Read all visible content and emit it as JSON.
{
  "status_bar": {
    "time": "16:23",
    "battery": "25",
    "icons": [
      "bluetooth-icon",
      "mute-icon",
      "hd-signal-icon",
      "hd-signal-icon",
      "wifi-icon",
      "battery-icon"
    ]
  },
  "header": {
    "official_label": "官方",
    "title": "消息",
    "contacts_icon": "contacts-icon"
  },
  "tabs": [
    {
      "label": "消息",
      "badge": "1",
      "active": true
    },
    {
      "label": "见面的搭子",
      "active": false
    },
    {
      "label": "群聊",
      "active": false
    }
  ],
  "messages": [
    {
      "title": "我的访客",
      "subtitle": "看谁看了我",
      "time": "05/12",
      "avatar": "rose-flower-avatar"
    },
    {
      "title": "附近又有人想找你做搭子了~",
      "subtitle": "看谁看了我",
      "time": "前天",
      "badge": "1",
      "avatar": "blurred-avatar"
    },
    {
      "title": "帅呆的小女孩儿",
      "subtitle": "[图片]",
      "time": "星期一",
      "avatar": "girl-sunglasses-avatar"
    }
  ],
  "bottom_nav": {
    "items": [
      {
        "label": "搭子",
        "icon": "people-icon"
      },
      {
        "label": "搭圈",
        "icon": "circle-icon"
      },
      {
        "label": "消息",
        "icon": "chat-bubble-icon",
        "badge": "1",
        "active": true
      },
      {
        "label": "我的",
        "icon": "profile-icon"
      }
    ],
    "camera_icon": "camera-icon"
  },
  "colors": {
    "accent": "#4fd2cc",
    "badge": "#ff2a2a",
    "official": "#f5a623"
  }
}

§

Write the entire listing out again, word for word.

Read all visible content and emit it as JSON.
{
  "status_bar": {
    "time": "16:23",
    "battery": "25",
    "icons": [
      "bluetooth-icon",
      "mute-icon",
      "hd-signal-icon",
      "hd-signal-icon",
      "wifi-icon",
      "battery-icon"
    ]
  },
  "header": {
    "official_label": "官方",
    "title": "消息",
    "contacts_icon": "contacts-icon"
  },
  "tabs": [
    {
      "label": "消息",
      "badge": "1",
      "active": true
    },
    {
      "label": "见面的搭子",
      "active": false
    },
    {
      "label": "群聊",
      "active": false
    }
  ],
  "messages": [
    {
      "title": "我的访客",
      "subtitle": "看谁看了我",
      "time": "05/12",
      "avatar": "rose-flower-avatar"
    },
    {
      "title": "附近又有人想找你做搭子了~",
      "subtitle": "看谁看了我",
      "time": "前天",
      "badge": "1",
      "avatar": "blurred-avatar"
    },
    {
      "title": "帅呆的小女孩儿",
      "subtitle": "[图片]",
      "time": "星期一",
      "avatar": "girl-sunglasses-avatar"
    }
  ],
  "bottom_nav": {
    "items": [
      {
        "label": "搭子",
        "icon": "people-icon"
      },
      {
        "label": "搭圈",
        "icon": "circle-icon"
      },
      {
        "label": "消息",
        "icon": "chat-bubble-icon",
        "badge": "1",
        "active": true
      },
      {
        "label": "我的",
        "icon": "profile-icon"
      }
    ],
    "camera_icon": "camera-icon"
  },
  "colors": {
    "accent": "#4fd2cc",
    "badge": "#ff2a2a",
    "official": "#f5a623"
  }
}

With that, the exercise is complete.